begin SOURCE PASSAGE

Variogram

A variogram (or semivariogram) in petroleum geostatistics is a mathematical function that quantifies the spatial variability of a reservoir property — such as porosity, permeability, net-to-gross ratio, or facies indicator — as a function of the distance and direction between measurement points, by computing half the average squared difference between property values at pairs of sample locations separated by increasing lag distances, producing a curve that starts near zero at short separations (nearby samples are similar) and increases with distance until it plateaus at the sill value (equal to the total variance) at the range distance (beyond which samples are no longer spatially correlated) — the fundamental spatial statistical tool used in kriging interpolation, stochastic reservoir modeling, and uncertainty quantification in petroleum reservoir characterization.

Key Takeaways

  • The experimental variogram is computed from well data by grouping all pairs of wells (or core plug measurements within a well) by separation distance into lag bins of specified width, calculating the average semivariance (half the squared difference in property value) for all pairs in each bin, and plotting these average semivariogram values against lag distance — the resulting scatter plot of average semivariance versus lag distance is the experimental variogram, which shows how the property values diverge with increasing distance from almost zero divergence at very short distances (wells close together have similar values if there is a continuous geological trend) to maximum divergence equal to the total variance at distances beyond the spatial correlation length of the reservoir.
  • The theoretical variogram model is fitted to the experimental variogram by selecting a mathematical function (spherical, exponential, Gaussian, power law) that matches the shape of the experimental variogram and determining the three key parameters: the nugget (the variogram value at zero lag distance, representing measurement error and variability at scales below the well spacing), the sill (the maximum variance at which the variogram plateaus, equal to the total data variance for a stationary process), and the range (the lag distance at which the variogram reaches the sill, representing the spatial correlation length of the reservoir property beyond which samples are uncorrelated); these three parameters fully describe the spatial correlation structure used in kriging and stochastic simulation algorithms.
  • Variogram anisotropy — the dependence of the variogram's range on direction — is a fundamental characteristic of most reservoir properties because geological processes (depositional channels, shoreface progradation, fracture networks) impose directional continuity on reservoir rocks; in a fluvial channel sand, permeability along the channel axis may be correlated over several kilometers (long range in the east-west channel direction) while correlation perpendicular to the channel axis may only extend tens to hundreds of meters (short range in the north-south cross-channel direction); variogram analysis in multiple azimuth directions quantifies this anisotropy through a directional variogram map, and the anisotropic variogram model (with different ranges in different directions) is used in kriging and simulation to reproduce the geological heterogeneity observed in outcrop analogs and seismic data.
  • Kriging is the interpolation method that uses the fitted variogram model to estimate the value of a reservoir property at unsampled locations (between wells) by computing a weighted average of nearby well measurements, where the weights are determined by the variogram model's spatial correlation structure — variogram-informed kriging assigns higher weights to wells that are closer to the estimation point and to wells in directions where the property is more correlated (longer variogram range), and accounts for redundancy between nearby well clusters (reducing the influence of multiple closely spaced wells that all contribute similar information), producing estimates that are more accurate and have better-calibrated uncertainty than simple inverse-distance-squared interpolation methods that do not use spatial statistics.

end SOURCE PASSAGE

AIM OF THE TASK:
For each statement, say whether it agrees with the variogram passage, answering yes or no and quoting the exact words that decide it.
1. The nugget represents measurement error and variability at scales below the well spacing.
2. In the fluvial channel sand example, the long range runs in the north-south direction.
3. Kriging assigns higher weights to wells that are farther from the estimation point.
Rely only on the variogram passage when answering.

begin RAW DATA

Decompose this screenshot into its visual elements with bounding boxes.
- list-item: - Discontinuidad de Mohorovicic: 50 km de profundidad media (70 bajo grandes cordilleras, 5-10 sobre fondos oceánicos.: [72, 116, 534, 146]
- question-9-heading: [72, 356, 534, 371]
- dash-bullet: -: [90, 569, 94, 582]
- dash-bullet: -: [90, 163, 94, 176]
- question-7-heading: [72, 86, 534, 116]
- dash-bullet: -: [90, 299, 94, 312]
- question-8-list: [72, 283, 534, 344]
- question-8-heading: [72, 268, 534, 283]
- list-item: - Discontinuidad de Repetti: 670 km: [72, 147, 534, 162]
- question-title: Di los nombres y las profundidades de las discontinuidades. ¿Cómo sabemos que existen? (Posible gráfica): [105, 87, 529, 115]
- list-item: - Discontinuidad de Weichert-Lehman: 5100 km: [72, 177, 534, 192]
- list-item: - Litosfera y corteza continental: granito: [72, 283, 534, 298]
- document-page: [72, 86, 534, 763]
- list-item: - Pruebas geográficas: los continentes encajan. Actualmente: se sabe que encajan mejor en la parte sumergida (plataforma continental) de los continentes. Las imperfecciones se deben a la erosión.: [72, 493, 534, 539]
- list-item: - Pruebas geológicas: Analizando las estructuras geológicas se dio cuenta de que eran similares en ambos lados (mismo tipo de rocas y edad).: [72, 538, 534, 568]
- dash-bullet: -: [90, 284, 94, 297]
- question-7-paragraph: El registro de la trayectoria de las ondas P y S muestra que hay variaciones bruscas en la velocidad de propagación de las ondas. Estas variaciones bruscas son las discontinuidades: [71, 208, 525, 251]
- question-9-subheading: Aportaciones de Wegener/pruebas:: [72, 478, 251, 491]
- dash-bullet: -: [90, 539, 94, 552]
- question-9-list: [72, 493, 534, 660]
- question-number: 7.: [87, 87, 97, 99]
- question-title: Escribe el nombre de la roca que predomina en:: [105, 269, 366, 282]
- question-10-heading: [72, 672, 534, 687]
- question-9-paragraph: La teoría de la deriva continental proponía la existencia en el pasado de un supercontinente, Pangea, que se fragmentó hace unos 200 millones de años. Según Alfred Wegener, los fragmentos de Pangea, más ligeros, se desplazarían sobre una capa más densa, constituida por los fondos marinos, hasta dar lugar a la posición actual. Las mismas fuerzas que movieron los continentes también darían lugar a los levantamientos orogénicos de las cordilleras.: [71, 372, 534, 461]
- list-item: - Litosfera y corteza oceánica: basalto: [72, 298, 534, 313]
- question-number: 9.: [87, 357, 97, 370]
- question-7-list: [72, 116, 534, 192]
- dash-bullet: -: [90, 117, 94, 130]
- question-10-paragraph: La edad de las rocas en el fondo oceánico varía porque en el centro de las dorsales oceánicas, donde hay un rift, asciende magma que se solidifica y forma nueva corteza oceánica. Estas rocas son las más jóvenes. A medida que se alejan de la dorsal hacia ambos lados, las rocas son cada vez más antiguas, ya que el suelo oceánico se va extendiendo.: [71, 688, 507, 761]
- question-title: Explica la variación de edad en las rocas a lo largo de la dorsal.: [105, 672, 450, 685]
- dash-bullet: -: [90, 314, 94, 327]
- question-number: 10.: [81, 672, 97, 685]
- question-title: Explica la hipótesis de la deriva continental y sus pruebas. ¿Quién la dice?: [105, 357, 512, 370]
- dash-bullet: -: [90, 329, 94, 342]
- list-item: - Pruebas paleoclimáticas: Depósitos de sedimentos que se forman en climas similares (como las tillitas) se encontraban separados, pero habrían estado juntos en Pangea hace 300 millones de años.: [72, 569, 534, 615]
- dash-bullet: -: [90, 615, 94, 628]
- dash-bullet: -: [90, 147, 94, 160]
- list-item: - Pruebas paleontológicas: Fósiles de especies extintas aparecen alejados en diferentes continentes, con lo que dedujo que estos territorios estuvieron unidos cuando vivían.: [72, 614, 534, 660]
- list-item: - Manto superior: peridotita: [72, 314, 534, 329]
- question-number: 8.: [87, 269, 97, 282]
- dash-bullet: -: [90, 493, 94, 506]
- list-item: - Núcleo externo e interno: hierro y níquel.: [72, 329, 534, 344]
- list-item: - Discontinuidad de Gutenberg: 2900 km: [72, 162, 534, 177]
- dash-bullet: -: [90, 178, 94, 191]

end RAW DATA

THE ANSWER:
1. Yes: "representing measurement error and variability at scales below the well spacing"
2. No: "long range in the east-west channel direction"
3. No: "assigns higher weights to wells that are closer to the estimation point"